REQUIREMENT — Copy the items word for word, from the first line through the line containing "row-models: 30,S30.35,F35,37,F,S37.45,S45 [514,1483,848,1503]", with both ends included.

DATA ENTRIES —
____

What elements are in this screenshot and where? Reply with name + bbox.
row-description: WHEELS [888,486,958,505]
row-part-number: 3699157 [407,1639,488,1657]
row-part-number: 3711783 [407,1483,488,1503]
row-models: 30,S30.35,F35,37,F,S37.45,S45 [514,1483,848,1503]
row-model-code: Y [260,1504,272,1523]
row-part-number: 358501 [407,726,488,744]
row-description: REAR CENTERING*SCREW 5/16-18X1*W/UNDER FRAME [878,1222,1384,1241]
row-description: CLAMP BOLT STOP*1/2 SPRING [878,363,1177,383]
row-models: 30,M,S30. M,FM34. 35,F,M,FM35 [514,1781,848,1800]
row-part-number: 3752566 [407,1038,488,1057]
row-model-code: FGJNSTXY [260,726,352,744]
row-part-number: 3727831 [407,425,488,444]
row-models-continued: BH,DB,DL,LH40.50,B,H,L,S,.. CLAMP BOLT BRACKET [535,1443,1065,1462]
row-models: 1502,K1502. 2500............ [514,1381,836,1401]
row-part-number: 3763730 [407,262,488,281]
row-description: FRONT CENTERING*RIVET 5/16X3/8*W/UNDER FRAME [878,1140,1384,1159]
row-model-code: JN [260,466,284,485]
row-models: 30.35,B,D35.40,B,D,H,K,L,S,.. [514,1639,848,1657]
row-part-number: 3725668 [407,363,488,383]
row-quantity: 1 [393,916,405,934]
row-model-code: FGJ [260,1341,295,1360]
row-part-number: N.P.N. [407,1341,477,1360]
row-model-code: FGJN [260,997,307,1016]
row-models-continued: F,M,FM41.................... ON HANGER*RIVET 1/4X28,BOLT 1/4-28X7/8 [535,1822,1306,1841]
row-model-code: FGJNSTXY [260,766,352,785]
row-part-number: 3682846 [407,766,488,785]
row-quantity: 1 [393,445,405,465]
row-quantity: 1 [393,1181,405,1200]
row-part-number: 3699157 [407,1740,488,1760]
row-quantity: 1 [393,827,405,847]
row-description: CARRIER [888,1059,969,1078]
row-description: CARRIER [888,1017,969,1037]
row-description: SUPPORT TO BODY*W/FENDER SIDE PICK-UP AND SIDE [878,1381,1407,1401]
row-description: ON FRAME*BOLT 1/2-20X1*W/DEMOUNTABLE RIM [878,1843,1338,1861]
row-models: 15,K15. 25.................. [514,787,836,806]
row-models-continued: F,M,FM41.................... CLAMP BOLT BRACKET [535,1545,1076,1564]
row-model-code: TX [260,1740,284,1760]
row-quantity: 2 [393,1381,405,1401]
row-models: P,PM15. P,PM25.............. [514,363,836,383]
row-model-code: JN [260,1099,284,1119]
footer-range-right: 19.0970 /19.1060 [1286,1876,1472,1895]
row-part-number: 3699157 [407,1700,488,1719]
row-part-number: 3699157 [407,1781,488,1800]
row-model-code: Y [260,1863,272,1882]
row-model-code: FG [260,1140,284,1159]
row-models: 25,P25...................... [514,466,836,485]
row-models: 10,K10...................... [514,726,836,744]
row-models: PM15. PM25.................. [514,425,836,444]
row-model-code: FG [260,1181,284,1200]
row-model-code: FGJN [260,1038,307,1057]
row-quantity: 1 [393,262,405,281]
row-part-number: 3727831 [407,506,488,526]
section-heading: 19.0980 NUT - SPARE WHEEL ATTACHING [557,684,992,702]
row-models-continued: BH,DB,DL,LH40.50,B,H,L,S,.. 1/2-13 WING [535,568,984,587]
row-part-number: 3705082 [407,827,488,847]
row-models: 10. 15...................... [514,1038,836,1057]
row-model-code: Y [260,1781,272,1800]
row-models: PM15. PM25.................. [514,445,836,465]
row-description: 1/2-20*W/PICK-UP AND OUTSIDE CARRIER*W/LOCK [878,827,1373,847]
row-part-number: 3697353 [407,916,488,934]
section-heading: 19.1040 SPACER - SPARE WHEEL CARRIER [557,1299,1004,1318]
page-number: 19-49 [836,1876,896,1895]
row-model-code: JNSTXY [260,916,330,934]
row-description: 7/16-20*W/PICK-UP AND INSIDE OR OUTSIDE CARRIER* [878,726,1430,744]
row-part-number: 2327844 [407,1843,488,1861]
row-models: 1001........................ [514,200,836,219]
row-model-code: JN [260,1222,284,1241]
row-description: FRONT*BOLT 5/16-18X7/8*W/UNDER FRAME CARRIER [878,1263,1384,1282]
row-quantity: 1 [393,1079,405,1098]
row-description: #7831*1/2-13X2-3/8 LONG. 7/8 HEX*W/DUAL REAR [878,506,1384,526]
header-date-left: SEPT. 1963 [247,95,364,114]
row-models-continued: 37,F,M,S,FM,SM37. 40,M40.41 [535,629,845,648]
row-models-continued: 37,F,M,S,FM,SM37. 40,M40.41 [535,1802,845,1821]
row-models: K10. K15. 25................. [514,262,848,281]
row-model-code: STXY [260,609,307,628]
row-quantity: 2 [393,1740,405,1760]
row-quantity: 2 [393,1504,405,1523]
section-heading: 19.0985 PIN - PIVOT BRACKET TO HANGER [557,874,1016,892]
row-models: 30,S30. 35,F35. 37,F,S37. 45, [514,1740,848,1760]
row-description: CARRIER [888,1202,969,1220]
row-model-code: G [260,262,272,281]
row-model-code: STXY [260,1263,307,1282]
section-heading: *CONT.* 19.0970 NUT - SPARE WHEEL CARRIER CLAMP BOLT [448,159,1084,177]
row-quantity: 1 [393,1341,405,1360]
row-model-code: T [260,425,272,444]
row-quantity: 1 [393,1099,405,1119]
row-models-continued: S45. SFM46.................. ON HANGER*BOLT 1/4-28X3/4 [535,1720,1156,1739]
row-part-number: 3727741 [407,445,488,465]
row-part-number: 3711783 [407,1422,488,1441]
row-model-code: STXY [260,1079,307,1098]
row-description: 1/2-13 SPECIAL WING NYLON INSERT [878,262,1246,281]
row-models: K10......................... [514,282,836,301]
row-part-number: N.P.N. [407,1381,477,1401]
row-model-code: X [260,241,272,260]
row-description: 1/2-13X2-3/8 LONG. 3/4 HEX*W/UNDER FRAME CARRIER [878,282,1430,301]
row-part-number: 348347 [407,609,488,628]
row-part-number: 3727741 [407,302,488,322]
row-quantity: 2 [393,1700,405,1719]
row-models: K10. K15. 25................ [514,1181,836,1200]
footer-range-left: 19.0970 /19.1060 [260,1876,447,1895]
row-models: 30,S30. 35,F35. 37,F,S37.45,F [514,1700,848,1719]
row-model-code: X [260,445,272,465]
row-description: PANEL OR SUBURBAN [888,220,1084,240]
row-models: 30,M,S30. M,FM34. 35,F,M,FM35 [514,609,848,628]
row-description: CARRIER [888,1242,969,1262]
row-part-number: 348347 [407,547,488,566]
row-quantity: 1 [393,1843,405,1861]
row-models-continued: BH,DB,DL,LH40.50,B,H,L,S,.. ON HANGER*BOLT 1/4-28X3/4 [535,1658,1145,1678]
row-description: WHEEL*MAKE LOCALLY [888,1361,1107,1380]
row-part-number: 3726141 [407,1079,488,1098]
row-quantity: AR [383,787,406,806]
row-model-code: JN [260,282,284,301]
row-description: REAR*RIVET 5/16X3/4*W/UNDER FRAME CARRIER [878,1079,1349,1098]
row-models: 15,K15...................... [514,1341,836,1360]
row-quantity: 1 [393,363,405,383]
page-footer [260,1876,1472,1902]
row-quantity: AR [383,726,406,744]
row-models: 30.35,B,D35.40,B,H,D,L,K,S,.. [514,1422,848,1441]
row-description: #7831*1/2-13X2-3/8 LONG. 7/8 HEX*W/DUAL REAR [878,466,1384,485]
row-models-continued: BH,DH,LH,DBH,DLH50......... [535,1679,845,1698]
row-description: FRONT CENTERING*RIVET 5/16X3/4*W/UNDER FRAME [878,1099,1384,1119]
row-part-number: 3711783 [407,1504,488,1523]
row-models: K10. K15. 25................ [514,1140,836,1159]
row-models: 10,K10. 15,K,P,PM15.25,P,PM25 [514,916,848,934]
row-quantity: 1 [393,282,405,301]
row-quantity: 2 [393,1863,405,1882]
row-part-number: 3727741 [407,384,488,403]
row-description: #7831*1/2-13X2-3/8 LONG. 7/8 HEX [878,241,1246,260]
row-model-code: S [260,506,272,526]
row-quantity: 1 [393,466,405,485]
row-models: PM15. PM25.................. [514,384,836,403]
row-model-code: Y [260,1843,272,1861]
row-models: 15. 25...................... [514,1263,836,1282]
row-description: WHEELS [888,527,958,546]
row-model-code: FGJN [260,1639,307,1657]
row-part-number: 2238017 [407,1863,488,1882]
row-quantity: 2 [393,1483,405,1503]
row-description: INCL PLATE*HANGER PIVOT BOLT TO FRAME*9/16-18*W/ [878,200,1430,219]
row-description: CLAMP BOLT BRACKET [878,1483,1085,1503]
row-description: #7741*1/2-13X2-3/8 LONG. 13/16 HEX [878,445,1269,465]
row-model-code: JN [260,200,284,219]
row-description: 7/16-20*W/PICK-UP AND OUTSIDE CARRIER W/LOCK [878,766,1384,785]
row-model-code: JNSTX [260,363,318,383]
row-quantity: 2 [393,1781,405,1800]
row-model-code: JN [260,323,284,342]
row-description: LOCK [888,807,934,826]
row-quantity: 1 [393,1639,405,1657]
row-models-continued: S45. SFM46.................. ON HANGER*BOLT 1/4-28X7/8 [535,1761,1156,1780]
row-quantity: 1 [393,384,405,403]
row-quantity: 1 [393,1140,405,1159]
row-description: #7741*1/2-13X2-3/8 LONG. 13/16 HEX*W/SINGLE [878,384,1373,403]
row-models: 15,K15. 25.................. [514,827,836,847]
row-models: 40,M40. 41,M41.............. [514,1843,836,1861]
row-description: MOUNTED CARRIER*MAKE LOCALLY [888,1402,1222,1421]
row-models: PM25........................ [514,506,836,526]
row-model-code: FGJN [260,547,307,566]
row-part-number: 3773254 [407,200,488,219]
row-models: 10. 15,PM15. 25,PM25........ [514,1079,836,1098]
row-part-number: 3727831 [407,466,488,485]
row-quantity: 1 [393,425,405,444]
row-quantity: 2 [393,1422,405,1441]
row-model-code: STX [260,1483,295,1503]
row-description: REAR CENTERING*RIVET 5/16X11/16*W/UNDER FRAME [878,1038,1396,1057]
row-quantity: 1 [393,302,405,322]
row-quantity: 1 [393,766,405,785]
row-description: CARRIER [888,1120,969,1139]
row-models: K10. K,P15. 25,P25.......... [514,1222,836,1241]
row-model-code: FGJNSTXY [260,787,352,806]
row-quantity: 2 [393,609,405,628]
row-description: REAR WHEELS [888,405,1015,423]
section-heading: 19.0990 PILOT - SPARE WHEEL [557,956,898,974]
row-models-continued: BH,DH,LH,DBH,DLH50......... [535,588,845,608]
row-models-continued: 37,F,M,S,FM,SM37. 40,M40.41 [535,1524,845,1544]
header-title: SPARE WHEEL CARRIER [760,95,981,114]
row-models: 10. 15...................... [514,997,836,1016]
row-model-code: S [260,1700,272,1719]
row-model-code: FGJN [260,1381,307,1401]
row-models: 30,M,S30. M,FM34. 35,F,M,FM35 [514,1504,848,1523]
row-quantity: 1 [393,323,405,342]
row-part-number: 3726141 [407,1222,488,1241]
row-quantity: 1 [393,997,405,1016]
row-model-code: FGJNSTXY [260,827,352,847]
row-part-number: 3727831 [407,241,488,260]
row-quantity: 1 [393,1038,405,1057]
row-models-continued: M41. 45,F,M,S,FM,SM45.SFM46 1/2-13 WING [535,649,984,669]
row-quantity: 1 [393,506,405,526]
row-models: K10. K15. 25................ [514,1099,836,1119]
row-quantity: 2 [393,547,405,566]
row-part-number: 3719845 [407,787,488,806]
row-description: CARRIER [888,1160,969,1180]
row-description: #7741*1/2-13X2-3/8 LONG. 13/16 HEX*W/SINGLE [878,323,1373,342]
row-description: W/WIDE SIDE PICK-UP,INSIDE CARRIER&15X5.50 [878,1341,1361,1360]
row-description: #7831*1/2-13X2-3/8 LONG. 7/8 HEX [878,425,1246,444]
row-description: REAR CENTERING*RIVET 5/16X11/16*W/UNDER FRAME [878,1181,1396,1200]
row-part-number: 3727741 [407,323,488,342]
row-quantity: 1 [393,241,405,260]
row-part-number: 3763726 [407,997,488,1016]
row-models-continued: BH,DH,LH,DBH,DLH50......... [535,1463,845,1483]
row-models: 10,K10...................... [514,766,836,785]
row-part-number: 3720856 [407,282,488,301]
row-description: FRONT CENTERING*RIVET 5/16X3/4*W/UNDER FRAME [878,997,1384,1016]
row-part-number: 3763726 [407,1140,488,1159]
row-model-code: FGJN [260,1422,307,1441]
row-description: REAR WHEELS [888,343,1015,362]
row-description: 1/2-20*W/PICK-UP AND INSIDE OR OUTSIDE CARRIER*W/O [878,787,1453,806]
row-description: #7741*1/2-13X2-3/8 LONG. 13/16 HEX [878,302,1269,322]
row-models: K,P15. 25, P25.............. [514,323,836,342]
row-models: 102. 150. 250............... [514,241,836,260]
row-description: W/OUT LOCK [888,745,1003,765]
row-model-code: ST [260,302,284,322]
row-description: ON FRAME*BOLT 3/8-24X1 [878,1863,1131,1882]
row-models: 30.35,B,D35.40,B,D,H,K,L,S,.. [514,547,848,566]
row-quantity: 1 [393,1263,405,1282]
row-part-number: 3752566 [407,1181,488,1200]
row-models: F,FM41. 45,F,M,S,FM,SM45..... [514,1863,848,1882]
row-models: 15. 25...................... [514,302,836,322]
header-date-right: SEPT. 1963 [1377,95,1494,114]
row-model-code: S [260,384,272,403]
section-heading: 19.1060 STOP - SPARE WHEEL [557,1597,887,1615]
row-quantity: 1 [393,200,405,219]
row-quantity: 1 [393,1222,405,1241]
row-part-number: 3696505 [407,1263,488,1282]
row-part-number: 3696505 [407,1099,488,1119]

____

WORKED ANSWER —
What elements are in this screenshot and where? Reply with name + bbox.
row-description: WHEELS [888,486,958,505]
row-part-number: 3699157 [407,1639,488,1657]
row-part-number: 3711783 [407,1483,488,1503]
row-models: 30,S30.35,F35,37,F,S37.45,S45 [514,1483,848,1503]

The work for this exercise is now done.